TASK MATERIAL:
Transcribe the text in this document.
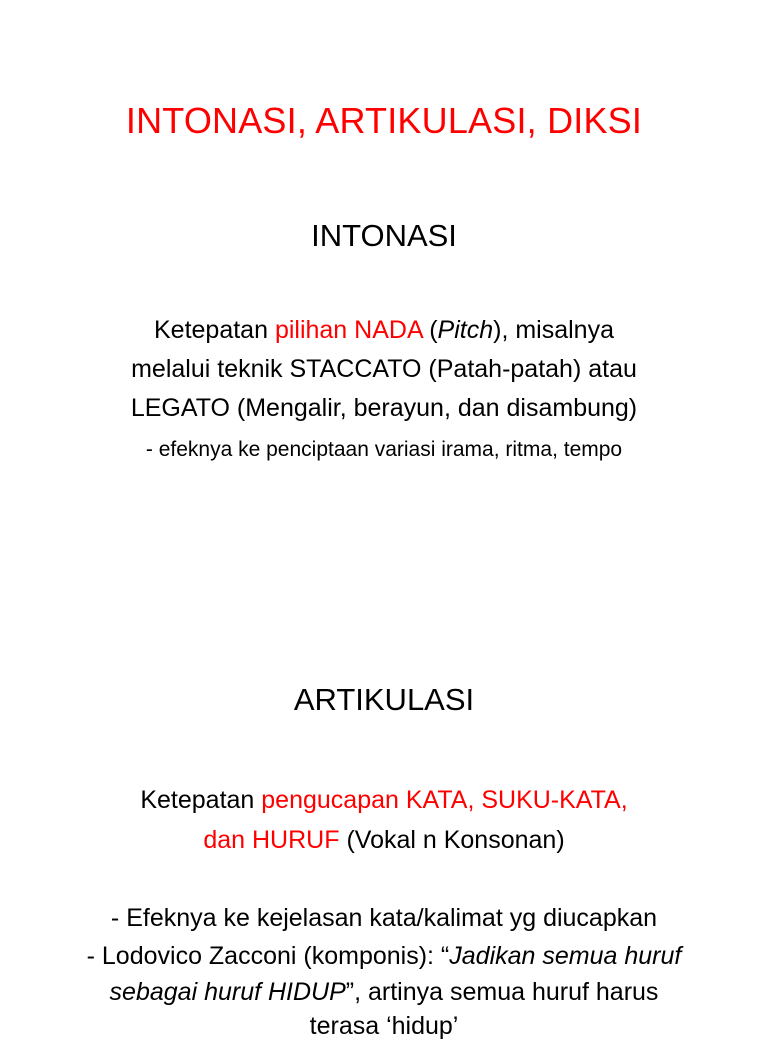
INTONASI, ARTIKULASI, DIKSI
INTONASI
Ketepatan pilihan NADA (Pitch), misalnya
melalui teknik STACCATO (Patah-patah) atau
LEGATO (Mengalir, berayun, dan disambung)
- efeknya ke penciptaan variasi irama, ritma, tempo
ARTIKULASI
Ketepatan pengucapan KATA, SUKU-KATA,
dan HURUF (Vokal n Konsonan)
- Efeknya ke kejelasan kata/kalimat yg diucapkan
- Lodovico Zacconi (komponis): “Jadikan semua huruf
sebagai huruf HIDUP”, artinya semua huruf harus
terasa ‘hidup’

SHORT PROBLEM: Each line holding "semua" must be found and copied.

FINISHED EXERCISE:
- Lodovico Zacconi (komponis): “Jadikan semua huruf
sebagai huruf HIDUP”, artinya semua huruf harus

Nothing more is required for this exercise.